PROBLEM DETAILS> Would you copy out the whole listing exactly as given?

* * * * * * *

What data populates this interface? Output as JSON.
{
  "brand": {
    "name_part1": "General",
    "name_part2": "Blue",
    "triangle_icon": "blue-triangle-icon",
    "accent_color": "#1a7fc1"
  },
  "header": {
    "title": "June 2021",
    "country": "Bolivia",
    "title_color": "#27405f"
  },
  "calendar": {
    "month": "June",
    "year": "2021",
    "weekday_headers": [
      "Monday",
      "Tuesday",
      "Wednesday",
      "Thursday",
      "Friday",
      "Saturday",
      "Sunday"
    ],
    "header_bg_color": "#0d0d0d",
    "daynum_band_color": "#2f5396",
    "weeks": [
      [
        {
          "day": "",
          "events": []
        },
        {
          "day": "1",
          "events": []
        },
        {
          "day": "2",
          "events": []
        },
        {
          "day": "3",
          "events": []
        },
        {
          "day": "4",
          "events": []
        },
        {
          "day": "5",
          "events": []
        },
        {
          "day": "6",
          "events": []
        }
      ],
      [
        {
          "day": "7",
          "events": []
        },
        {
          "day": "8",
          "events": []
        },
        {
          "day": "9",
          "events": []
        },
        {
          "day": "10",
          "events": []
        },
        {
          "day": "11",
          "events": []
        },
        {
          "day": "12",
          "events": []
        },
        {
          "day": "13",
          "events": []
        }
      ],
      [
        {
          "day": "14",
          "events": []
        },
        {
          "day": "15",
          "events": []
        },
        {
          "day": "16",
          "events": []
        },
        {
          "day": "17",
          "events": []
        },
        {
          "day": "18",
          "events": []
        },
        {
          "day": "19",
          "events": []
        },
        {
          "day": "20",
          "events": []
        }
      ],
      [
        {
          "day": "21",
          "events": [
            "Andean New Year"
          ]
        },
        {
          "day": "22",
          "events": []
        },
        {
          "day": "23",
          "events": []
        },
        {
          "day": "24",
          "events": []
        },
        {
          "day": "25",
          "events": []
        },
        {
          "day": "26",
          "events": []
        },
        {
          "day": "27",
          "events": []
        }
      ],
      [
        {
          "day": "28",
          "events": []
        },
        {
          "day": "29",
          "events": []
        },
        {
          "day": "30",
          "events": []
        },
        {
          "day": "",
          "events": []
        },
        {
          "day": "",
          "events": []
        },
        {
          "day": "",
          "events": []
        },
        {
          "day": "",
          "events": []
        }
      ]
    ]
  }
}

* * * * * * *

OUTPUT OF THE EXERCISE>
What data populates this interface? Output as JSON.
{
  "brand": {
    "name_part1": "General",
    "name_part2": "Blue",
    "triangle_icon": "blue-triangle-icon",
    "accent_color": "#1a7fc1"
  },
  "header": {
    "title": "June 2021",
    "country": "Bolivia",
    "title_color": "#27405f"
  },
  "calendar": {
    "month": "June",
    "year": "2021",
    "weekday_headers": [
      "Monday",
      "Tuesday",
      "Wednesday",
      "Thursday",
      "Friday",
      "Saturday",
      "Sunday"
    ],
    "header_bg_color": "#0d0d0d",
    "daynum_band_color": "#2f5396",
    "weeks": [
      [
        {
          "day": "",
          "events": []
        },
        {
          "day": "1",
          "events": []
        },
        {
          "day": "2",
          "events": []
        },
        {
          "day": "3",
          "events": []
        },
        {
          "day": "4",
          "events": []
        },
        {
          "day": "5",
          "events": []
        },
        {
          "day": "6",
          "events": []
        }
      ],
      [
        {
          "day": "7",
          "events": []
        },
        {
          "day": "8",
          "events": []
        },
        {
          "day": "9",
          "events": []
        },
        {
          "day": "10",
          "events": []
        },
        {
          "day": "11",
          "events": []
        },
        {
          "day": "12",
          "events": []
        },
        {
          "day": "13",
          "events": []
        }
      ],
      [
        {
          "day": "14",
          "events": []
        },
        {
          "day": "15",
          "events": []
        },
        {
          "day": "16",
          "events": []
        },
        {
          "day": "17",
          "events": []
        },
        {
          "day": "18",
          "events": []
        },
        {
          "day": "19",
          "events": []
        },
        {
          "day": "20",
          "events": []
        }
      ],
      [
        {
          "day": "21",
          "events": [
            "Andean New Year"
          ]
        },
        {
          "day": "22",
          "events": []
        },
        {
          "day": "23",
          "events": []
        },
        {
          "day": "24",
          "events": []
        },
        {
          "day": "25",
          "events": []
        },
        {
          "day": "26",
          "events": []
        },
        {
          "day": "27",
          "events": []
        }
      ],
      [
        {
          "day": "28",
          "events": []
        },
        {
          "day": "29",
          "events": []
        },
        {
          "day": "30",
          "events": []
        },
        {
          "day": "",
          "events": []
        },
        {
          "day": "",
          "events": []
        },
        {
          "day": "",
          "events": []
        },
        {
          "day": "",
          "events": []
        }
      ]
    ]
  }
}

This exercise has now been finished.